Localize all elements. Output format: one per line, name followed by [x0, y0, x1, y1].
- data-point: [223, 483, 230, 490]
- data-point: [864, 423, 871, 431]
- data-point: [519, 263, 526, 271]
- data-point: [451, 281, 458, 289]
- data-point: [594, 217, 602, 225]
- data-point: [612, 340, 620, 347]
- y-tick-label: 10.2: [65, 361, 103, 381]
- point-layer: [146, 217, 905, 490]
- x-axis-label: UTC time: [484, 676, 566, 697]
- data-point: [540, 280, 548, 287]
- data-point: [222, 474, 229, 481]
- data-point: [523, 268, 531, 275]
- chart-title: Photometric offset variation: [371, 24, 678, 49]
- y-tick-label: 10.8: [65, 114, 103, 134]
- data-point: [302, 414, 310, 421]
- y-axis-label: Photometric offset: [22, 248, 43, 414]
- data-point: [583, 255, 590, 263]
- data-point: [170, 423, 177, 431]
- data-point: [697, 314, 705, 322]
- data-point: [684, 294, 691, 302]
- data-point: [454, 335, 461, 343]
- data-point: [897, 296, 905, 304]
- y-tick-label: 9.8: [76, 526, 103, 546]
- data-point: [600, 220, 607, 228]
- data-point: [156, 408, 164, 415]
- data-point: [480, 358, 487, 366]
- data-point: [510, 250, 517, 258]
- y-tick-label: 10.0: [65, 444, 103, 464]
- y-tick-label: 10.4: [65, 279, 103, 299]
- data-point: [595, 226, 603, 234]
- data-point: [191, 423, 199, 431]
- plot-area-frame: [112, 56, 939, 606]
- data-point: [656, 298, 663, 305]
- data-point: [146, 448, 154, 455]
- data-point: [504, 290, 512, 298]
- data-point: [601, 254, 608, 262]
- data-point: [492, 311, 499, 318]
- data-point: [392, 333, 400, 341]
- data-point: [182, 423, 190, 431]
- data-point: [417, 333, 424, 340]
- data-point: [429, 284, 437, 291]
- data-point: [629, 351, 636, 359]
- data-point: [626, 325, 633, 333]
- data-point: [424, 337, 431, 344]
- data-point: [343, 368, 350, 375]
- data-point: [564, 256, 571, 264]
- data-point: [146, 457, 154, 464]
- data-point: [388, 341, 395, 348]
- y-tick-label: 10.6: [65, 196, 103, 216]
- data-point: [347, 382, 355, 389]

• • • • • • •

> Problem to work on
Can you return each of the items above word for word?

> Result of this task
Localize all elements. Output format: one per line, name followed by [x0, y0, x1, y1].
- data-point: [223, 483, 230, 490]
- data-point: [864, 423, 871, 431]
- data-point: [519, 263, 526, 271]
- data-point: [451, 281, 458, 289]
- data-point: [594, 217, 602, 225]
- data-point: [612, 340, 620, 347]
- y-tick-label: 10.2: [65, 361, 103, 381]
- point-layer: [146, 217, 905, 490]
- x-axis-label: UTC time: [484, 676, 566, 697]
- data-point: [540, 280, 548, 287]
- data-point: [222, 474, 229, 481]
- data-point: [523, 268, 531, 275]
- chart-title: Photometric offset variation: [371, 24, 678, 49]
- y-tick-label: 10.8: [65, 114, 103, 134]
- data-point: [302, 414, 310, 421]
- y-axis-label: Photometric offset: [22, 248, 43, 414]
- data-point: [583, 255, 590, 263]
- data-point: [170, 423, 177, 431]
- data-point: [697, 314, 705, 322]
- data-point: [684, 294, 691, 302]
- data-point: [454, 335, 461, 343]
- data-point: [897, 296, 905, 304]
- y-tick-label: 9.8: [76, 526, 103, 546]
- data-point: [600, 220, 607, 228]
- data-point: [156, 408, 164, 415]
- data-point: [480, 358, 487, 366]
- data-point: [510, 250, 517, 258]
- y-tick-label: 10.0: [65, 444, 103, 464]
- y-tick-label: 10.4: [65, 279, 103, 299]
- data-point: [595, 226, 603, 234]
- data-point: [191, 423, 199, 431]
- plot-area-frame: [112, 56, 939, 606]
- data-point: [656, 298, 663, 305]
- data-point: [146, 448, 154, 455]
- data-point: [504, 290, 512, 298]
- data-point: [601, 254, 608, 262]
- data-point: [492, 311, 499, 318]
- data-point: [392, 333, 400, 341]
- data-point: [182, 423, 190, 431]
- data-point: [417, 333, 424, 340]
- data-point: [429, 284, 437, 291]
- data-point: [629, 351, 636, 359]
- data-point: [626, 325, 633, 333]
- data-point: [424, 337, 431, 344]
- data-point: [343, 368, 350, 375]
- data-point: [564, 256, 571, 264]
- data-point: [146, 457, 154, 464]
- data-point: [388, 341, 395, 348]
- y-tick-label: 10.6: [65, 196, 103, 216]
- data-point: [347, 382, 355, 389]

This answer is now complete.